━━━━━ Supplied information ━━━━━

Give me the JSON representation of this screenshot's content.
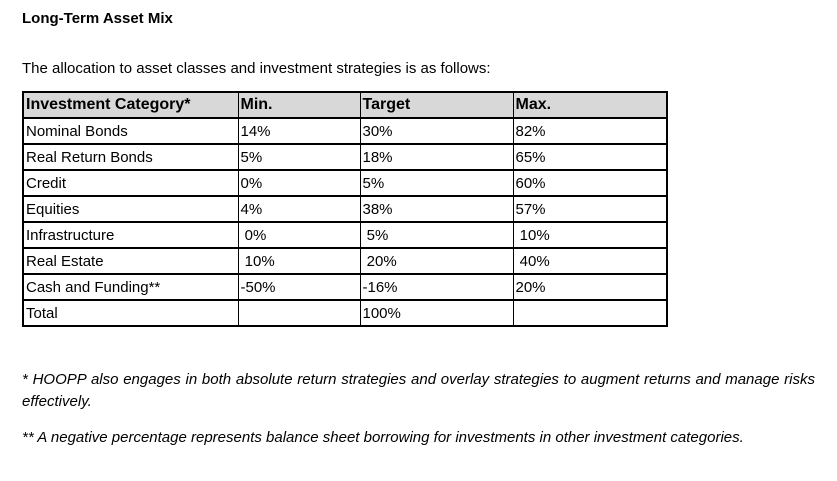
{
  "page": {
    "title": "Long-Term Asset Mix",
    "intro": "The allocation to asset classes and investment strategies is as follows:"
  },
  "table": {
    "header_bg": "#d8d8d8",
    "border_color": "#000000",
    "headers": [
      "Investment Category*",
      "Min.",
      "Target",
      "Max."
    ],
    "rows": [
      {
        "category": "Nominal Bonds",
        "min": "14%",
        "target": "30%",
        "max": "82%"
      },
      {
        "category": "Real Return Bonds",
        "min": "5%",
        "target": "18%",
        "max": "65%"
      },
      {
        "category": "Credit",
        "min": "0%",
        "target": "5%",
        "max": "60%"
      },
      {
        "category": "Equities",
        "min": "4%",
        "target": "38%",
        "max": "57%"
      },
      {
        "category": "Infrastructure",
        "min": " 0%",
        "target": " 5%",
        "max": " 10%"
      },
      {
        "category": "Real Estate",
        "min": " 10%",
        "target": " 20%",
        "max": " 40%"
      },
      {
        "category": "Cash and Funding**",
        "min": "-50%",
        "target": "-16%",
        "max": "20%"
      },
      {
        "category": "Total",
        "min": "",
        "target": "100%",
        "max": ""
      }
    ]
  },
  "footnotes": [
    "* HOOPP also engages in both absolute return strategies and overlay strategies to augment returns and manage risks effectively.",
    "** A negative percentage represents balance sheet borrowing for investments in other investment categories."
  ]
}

━━━━━
━━━━━ Supplied information ━━━━━

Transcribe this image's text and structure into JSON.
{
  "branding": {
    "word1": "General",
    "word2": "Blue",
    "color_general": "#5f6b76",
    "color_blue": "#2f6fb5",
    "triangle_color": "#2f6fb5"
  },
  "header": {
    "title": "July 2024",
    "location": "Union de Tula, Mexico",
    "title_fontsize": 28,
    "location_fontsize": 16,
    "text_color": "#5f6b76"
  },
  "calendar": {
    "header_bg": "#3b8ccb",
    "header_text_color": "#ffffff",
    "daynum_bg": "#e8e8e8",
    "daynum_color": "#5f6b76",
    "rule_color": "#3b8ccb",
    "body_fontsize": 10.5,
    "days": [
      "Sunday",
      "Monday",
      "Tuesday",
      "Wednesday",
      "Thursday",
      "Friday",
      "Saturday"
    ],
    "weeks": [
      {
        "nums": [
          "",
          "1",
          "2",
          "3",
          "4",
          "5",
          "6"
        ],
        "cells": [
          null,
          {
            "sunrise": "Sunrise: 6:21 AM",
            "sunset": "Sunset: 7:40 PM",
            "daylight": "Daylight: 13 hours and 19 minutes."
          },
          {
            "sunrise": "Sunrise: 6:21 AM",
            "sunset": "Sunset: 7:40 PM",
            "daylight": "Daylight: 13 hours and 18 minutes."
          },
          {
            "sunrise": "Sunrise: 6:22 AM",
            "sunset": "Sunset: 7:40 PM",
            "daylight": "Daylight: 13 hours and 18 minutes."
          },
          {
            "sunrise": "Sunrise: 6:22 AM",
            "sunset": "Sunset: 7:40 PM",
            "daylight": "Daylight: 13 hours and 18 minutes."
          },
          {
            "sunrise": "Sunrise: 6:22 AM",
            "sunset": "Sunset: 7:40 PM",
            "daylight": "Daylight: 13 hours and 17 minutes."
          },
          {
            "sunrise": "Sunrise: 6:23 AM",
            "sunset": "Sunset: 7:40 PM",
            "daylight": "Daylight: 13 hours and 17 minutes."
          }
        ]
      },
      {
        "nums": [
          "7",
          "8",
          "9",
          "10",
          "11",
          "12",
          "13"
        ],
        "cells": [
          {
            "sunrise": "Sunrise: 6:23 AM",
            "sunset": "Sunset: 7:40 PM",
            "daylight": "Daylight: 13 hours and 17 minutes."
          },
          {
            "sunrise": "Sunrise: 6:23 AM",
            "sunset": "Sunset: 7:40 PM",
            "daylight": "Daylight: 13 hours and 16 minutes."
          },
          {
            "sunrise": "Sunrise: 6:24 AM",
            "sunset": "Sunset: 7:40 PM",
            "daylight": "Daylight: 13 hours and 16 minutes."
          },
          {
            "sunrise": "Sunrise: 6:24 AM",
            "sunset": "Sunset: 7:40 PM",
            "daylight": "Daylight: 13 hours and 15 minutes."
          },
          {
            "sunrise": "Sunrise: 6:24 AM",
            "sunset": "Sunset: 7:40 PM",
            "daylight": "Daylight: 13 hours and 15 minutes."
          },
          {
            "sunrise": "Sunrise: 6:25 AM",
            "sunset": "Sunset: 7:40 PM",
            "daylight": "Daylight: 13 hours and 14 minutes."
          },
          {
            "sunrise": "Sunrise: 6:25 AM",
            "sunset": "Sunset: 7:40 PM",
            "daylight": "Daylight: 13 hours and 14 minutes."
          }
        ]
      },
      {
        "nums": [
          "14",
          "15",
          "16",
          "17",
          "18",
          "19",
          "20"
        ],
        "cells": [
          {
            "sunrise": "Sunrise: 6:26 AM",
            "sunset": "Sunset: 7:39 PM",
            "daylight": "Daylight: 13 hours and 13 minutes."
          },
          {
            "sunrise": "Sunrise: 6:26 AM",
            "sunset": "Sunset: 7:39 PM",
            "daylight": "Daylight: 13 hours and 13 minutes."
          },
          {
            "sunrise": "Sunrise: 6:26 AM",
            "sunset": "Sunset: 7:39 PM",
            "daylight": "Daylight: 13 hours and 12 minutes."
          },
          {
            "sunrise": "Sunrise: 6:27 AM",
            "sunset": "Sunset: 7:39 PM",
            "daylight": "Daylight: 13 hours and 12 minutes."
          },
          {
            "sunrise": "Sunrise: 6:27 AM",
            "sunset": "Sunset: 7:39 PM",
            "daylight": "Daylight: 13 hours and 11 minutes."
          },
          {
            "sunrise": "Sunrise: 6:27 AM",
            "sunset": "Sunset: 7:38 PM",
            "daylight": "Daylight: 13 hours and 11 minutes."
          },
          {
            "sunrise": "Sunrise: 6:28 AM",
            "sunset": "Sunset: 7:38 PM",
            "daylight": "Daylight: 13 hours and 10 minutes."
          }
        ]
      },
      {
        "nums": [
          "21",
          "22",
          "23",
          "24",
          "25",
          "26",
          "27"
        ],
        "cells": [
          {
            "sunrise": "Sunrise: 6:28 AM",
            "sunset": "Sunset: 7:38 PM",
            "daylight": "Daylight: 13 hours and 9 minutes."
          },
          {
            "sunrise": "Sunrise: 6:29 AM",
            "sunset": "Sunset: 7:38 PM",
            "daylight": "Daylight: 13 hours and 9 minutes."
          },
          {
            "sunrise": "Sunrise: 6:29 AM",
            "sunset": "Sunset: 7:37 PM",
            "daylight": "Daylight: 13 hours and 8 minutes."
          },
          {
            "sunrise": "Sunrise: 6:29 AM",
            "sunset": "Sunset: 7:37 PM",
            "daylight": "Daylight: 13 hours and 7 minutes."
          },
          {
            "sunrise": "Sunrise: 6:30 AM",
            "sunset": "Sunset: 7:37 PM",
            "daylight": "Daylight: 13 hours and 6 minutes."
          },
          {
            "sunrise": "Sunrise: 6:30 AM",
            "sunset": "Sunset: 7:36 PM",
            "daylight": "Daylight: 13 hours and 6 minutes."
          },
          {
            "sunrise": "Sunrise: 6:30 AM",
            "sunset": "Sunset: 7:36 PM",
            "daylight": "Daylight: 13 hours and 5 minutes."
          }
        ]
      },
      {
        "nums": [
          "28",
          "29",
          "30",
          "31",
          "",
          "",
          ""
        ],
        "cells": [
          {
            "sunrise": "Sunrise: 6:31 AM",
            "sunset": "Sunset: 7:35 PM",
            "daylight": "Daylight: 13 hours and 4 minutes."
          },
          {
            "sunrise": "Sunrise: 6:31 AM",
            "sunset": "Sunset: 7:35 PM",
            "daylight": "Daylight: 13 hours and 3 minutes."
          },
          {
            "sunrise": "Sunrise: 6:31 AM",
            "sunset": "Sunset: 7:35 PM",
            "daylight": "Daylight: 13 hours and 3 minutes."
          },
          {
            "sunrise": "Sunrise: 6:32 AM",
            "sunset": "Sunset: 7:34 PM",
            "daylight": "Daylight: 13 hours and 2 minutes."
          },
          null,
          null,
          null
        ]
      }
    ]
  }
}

━━━━━
━━━━━ Supplied information ━━━━━

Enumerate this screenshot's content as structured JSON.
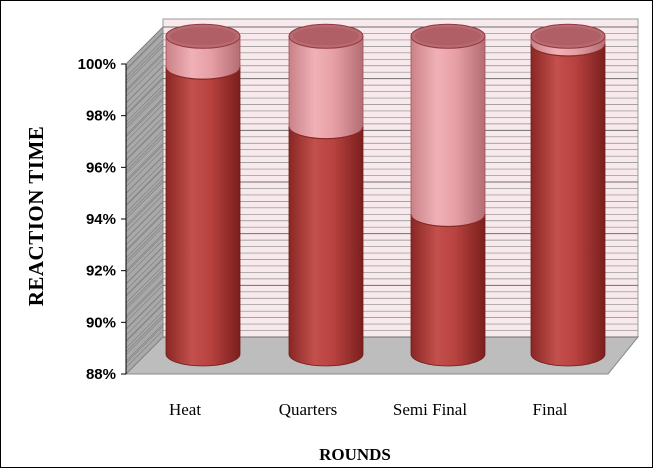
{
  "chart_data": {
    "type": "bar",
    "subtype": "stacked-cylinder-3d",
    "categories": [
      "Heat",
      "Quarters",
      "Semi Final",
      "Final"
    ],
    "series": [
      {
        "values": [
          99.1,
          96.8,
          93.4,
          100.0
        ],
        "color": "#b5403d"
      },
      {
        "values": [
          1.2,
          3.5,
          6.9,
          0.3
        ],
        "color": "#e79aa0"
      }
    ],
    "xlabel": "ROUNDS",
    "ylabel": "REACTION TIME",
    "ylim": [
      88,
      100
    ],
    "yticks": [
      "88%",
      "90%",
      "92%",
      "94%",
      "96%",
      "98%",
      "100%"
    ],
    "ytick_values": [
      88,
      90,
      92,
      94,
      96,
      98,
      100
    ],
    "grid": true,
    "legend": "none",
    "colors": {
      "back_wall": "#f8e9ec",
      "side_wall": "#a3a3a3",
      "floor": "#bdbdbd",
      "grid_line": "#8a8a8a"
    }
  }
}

━━━━━

■ **Aim**: Which lines of the data include "screenshot"? Copy each of them.

■ **Correct answer**:
Give me the JSON representation of this screenshot's content.
Enumerate this screenshot's content as structured JSON.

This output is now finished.